Restate each entry word for word, leaving nothing out.

⟨

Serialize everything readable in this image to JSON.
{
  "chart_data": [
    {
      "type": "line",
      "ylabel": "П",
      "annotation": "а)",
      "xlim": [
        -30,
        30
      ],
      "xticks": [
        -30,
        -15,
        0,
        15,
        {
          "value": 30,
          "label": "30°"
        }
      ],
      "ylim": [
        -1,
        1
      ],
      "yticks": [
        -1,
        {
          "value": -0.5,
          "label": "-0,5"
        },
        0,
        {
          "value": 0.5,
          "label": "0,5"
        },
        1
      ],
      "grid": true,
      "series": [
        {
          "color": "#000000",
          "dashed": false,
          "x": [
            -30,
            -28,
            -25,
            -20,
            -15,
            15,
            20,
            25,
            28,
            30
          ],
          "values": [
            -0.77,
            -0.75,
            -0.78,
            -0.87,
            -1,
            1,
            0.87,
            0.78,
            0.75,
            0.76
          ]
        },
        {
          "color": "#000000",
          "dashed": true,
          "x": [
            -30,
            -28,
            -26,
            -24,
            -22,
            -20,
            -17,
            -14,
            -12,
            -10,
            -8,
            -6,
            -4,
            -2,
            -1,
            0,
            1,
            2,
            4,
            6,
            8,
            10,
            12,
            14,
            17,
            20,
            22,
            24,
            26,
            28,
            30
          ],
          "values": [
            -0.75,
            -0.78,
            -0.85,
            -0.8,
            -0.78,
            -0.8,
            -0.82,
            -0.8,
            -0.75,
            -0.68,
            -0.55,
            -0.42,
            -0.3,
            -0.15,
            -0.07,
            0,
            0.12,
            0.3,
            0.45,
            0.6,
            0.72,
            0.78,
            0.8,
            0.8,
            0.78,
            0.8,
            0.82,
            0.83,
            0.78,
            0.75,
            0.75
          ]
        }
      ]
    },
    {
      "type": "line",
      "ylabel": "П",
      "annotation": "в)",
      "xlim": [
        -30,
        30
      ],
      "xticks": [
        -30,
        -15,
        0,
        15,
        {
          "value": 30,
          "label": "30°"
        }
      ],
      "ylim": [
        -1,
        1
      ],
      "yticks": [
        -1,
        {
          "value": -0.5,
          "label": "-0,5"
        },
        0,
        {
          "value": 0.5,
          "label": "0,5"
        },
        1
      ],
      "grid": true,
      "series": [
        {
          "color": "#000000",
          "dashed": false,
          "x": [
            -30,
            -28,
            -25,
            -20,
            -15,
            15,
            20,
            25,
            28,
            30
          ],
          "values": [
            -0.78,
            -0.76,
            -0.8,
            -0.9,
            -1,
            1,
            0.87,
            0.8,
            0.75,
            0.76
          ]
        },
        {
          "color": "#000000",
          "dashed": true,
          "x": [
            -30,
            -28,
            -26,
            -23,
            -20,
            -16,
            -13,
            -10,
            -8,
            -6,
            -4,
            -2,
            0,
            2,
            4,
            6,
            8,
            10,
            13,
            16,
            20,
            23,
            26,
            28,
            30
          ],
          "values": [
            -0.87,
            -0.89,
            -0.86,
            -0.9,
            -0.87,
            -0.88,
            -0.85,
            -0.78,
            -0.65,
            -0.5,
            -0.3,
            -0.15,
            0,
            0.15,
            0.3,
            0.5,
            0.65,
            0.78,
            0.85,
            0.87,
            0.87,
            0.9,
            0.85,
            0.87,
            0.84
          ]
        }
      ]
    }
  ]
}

⟩

Finished exercise:
Serialize everything readable in this image to JSON.
{
  "chart_data": [
    {
      "type": "line",
      "ylabel": "П",
      "annotation": "а)",
      "xlim": [
        -30,
        30
      ],
      "xticks": [
        -30,
        -15,
        0,
        15,
        {
          "value": 30,
          "label": "30°"
        }
      ],
      "ylim": [
        -1,
        1
      ],
      "yticks": [
        -1,
        {
          "value": -0.5,
          "label": "-0,5"
        },
        0,
        {
          "value": 0.5,
          "label": "0,5"
        },
        1
      ],
      "grid": true,
      "series": [
        {
          "color": "#000000",
          "dashed": false,
          "x": [
            -30,
            -28,
            -25,
            -20,
            -15,
            15,
            20,
            25,
            28,
            30
          ],
          "values": [
            -0.77,
            -0.75,
            -0.78,
            -0.87,
            -1,
            1,
            0.87,
            0.78,
            0.75,
            0.76
          ]
        },
        {
          "color": "#000000",
          "dashed": true,
          "x": [
            -30,
            -28,
            -26,
            -24,
            -22,
            -20,
            -17,
            -14,
            -12,
            -10,
            -8,
            -6,
            -4,
            -2,
            -1,
            0,
            1,
            2,
            4,
            6,
            8,
            10,
            12,
            14,
            17,
            20,
            22,
            24,
            26,
            28,
            30
          ],
          "values": [
            -0.75,
            -0.78,
            -0.85,
            -0.8,
            -0.78,
            -0.8,
            -0.82,
            -0.8,
            -0.75,
            -0.68,
            -0.55,
            -0.42,
            -0.3,
            -0.15,
            -0.07,
            0,
            0.12,
            0.3,
            0.45,
            0.6,
            0.72,
            0.78,
            0.8,
            0.8,
            0.78,
            0.8,
            0.82,
            0.83,
            0.78,
            0.75,
            0.75
          ]
        }
      ]
    },
    {
      "type": "line",
      "ylabel": "П",
      "annotation": "в)",
      "xlim": [
        -30,
        30
      ],
      "xticks": [
        -30,
        -15,
        0,
        15,
        {
          "value": 30,
          "label": "30°"
        }
      ],
      "ylim": [
        -1,
        1
      ],
      "yticks": [
        -1,
        {
          "value": -0.5,
          "label": "-0,5"
        },
        0,
        {
          "value": 0.5,
          "label": "0,5"
        },
        1
      ],
      "grid": true,
      "series": [
        {
          "color": "#000000",
          "dashed": false,
          "x": [
            -30,
            -28,
            -25,
            -20,
            -15,
            15,
            20,
            25,
            28,
            30
          ],
          "values": [
            -0.78,
            -0.76,
            -0.8,
            -0.9,
            -1,
            1,
            0.87,
            0.8,
            0.75,
            0.76
          ]
        },
        {
          "color": "#000000",
          "dashed": true,
          "x": [
            -30,
            -28,
            -26,
            -23,
            -20,
            -16,
            -13,
            -10,
            -8,
            -6,
            -4,
            -2,
            0,
            2,
            4,
            6,
            8,
            10,
            13,
            16,
            20,
            23,
            26,
            28,
            30
          ],
          "values": [
            -0.87,
            -0.89,
            -0.86,
            -0.9,
            -0.87,
            -0.88,
            -0.85,
            -0.78,
            -0.65,
            -0.5,
            -0.3,
            -0.15,
            0,
            0.15,
            0.3,
            0.5,
            0.65,
            0.78,
            0.85,
            0.87,
            0.87,
            0.9,
            0.85,
            0.87,
            0.84
          ]
        }
      ]
    }
  ]
}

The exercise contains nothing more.